- PROMPT
Reproduce all of the data below, substituting "curve-label" for every occurrence of "series-label" and leaving everything else unchanged.

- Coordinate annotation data
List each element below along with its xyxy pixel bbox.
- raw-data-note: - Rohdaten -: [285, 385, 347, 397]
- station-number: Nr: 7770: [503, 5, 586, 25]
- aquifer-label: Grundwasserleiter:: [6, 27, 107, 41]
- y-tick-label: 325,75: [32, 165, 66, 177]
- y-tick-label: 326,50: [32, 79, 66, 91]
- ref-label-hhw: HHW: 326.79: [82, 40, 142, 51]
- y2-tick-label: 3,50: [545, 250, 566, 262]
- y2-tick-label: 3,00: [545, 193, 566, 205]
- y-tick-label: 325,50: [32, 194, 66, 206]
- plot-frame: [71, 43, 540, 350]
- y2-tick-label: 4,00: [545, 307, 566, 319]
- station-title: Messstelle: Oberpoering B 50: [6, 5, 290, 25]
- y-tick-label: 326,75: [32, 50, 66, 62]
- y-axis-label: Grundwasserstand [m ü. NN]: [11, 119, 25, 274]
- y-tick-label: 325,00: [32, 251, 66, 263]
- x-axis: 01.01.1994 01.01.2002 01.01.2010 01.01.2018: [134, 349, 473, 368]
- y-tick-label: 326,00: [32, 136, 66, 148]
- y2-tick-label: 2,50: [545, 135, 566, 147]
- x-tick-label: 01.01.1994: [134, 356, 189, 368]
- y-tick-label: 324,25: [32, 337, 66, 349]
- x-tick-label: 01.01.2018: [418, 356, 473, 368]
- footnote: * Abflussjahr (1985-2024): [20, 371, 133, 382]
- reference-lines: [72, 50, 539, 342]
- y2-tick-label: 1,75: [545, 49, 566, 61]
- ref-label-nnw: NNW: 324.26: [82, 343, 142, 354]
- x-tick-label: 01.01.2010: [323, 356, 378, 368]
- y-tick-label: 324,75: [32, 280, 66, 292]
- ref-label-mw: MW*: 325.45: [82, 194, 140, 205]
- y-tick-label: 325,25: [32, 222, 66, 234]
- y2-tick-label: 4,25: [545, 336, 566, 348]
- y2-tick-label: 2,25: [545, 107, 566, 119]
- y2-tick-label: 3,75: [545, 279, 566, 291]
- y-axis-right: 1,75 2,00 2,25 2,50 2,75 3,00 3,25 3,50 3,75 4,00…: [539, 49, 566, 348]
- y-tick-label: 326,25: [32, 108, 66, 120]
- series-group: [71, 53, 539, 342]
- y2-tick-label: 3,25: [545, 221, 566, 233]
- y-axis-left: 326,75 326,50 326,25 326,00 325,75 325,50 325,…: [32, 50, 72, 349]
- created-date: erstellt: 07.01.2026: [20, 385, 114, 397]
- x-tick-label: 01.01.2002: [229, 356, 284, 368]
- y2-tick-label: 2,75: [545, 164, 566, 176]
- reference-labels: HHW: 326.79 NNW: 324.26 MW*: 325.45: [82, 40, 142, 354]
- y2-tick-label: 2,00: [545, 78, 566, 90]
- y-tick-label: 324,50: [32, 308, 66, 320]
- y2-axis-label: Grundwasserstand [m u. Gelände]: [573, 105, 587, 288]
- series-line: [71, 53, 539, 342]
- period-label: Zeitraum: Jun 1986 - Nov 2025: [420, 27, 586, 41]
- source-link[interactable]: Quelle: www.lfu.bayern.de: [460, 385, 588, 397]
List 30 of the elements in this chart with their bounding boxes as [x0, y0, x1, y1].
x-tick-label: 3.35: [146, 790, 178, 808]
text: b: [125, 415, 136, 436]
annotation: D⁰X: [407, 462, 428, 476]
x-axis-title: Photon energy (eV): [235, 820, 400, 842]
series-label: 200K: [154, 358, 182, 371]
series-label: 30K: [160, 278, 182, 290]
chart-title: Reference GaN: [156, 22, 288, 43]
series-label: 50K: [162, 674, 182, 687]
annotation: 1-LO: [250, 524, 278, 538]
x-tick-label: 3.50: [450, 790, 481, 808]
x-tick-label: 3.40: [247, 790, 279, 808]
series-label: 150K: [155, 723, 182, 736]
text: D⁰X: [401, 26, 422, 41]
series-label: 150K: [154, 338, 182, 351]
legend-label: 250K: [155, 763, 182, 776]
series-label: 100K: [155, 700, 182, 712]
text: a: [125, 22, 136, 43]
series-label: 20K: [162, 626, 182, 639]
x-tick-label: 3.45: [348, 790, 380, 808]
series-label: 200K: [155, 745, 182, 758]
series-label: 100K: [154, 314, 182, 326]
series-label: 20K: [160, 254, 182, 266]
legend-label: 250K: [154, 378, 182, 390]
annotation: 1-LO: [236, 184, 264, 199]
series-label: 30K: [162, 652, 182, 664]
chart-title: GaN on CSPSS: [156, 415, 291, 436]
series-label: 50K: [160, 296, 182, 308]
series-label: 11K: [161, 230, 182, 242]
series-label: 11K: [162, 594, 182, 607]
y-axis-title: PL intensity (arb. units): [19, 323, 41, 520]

- FINISHED ANSWER
List each element below along with its xyxy pixel bbox.
- raw-data-note: - Rohdaten -: [285, 385, 347, 397]
- station-number: Nr: 7770: [503, 5, 586, 25]
- aquifer-label: Grundwasserleiter:: [6, 27, 107, 41]
- y-tick-label: 325,75: [32, 165, 66, 177]
- y-tick-label: 326,50: [32, 79, 66, 91]
- ref-label-hhw: HHW: 326.79: [82, 40, 142, 51]
- y2-tick-label: 3,50: [545, 250, 566, 262]
- y2-tick-label: 3,00: [545, 193, 566, 205]
- y-tick-label: 325,50: [32, 194, 66, 206]
- plot-frame: [71, 43, 540, 350]
- y2-tick-label: 4,00: [545, 307, 566, 319]
- station-title: Messstelle: Oberpoering B 50: [6, 5, 290, 25]
- y-tick-label: 326,75: [32, 50, 66, 62]
- y-axis-label: Grundwasserstand [m ü. NN]: [11, 119, 25, 274]
- y-tick-label: 325,00: [32, 251, 66, 263]
- x-axis: 01.01.1994 01.01.2002 01.01.2010 01.01.2018: [134, 349, 473, 368]
- y-tick-label: 326,00: [32, 136, 66, 148]
- y2-tick-label: 2,50: [545, 135, 566, 147]
- x-tick-label: 01.01.1994: [134, 356, 189, 368]
- y-tick-label: 324,25: [32, 337, 66, 349]
- x-tick-label: 01.01.2018: [418, 356, 473, 368]
- footnote: * Abflussjahr (1985-2024): [20, 371, 133, 382]
- reference-lines: [72, 50, 539, 342]
- y2-tick-label: 1,75: [545, 49, 566, 61]
- ref-label-nnw: NNW: 324.26: [82, 343, 142, 354]
- x-tick-label: 01.01.2010: [323, 356, 378, 368]
- y-tick-label: 324,75: [32, 280, 66, 292]
- ref-label-mw: MW*: 325.45: [82, 194, 140, 205]
- y-tick-label: 325,25: [32, 222, 66, 234]
- y2-tick-label: 4,25: [545, 336, 566, 348]
- y2-tick-label: 2,25: [545, 107, 566, 119]
- y2-tick-label: 3,75: [545, 279, 566, 291]
- y-axis-right: 1,75 2,00 2,25 2,50 2,75 3,00 3,25 3,50 3,75 4,00…: [539, 49, 566, 348]
- y-tick-label: 326,25: [32, 108, 66, 120]
- series-group: [71, 53, 539, 342]
- y2-tick-label: 3,25: [545, 221, 566, 233]
- y-axis-left: 326,75 326,50 326,25 326,00 325,75 325,50 325,…: [32, 50, 72, 349]
- created-date: erstellt: 07.01.2026: [20, 385, 114, 397]
- x-tick-label: 01.01.2002: [229, 356, 284, 368]
- y2-tick-label: 2,75: [545, 164, 566, 176]
- reference-labels: HHW: 326.79 NNW: 324.26 MW*: 325.45: [82, 40, 142, 354]
- y2-tick-label: 2,00: [545, 78, 566, 90]
- y-tick-label: 324,50: [32, 308, 66, 320]
- y2-axis-label: Grundwasserstand [m u. Gelände]: [573, 105, 587, 288]
- series-line: [71, 53, 539, 342]
- period-label: Zeitraum: Jun 1986 - Nov 2025: [420, 27, 586, 41]
- source-link[interactable]: Quelle: www.lfu.bayern.de: [460, 385, 588, 397]
List 30 of the elements in this chart with their bounding boxes as [x0, y0, x1, y1].
x-tick-label: 3.35: [146, 790, 178, 808]
text: b: [125, 415, 136, 436]
annotation: D⁰X: [407, 462, 428, 476]
x-axis-title: Photon energy (eV): [235, 820, 400, 842]
curve-label: 200K: [154, 358, 182, 371]
curve-label: 30K: [160, 278, 182, 290]
chart-title: Reference GaN: [156, 22, 288, 43]
curve-label: 50K: [162, 674, 182, 687]
annotation: 1-LO: [250, 524, 278, 538]
x-tick-label: 3.50: [450, 790, 481, 808]
x-tick-label: 3.40: [247, 790, 279, 808]
curve-label: 150K: [155, 723, 182, 736]
text: D⁰X: [401, 26, 422, 41]
curve-label: 150K: [154, 338, 182, 351]
legend-label: 250K: [155, 763, 182, 776]
curve-label: 100K: [155, 700, 182, 712]
text: a: [125, 22, 136, 43]
curve-label: 20K: [162, 626, 182, 639]
x-tick-label: 3.45: [348, 790, 380, 808]
curve-label: 200K: [155, 745, 182, 758]
curve-label: 100K: [154, 314, 182, 326]
curve-label: 20K: [160, 254, 182, 266]
legend-label: 250K: [154, 378, 182, 390]
annotation: 1-LO: [236, 184, 264, 199]
curve-label: 30K: [162, 652, 182, 664]
chart-title: GaN on CSPSS: [156, 415, 291, 436]
curve-label: 50K: [160, 296, 182, 308]
curve-label: 11K: [161, 230, 182, 242]
curve-label: 11K: [162, 594, 182, 607]
y-axis-title: PL intensity (arb. units): [19, 323, 41, 520]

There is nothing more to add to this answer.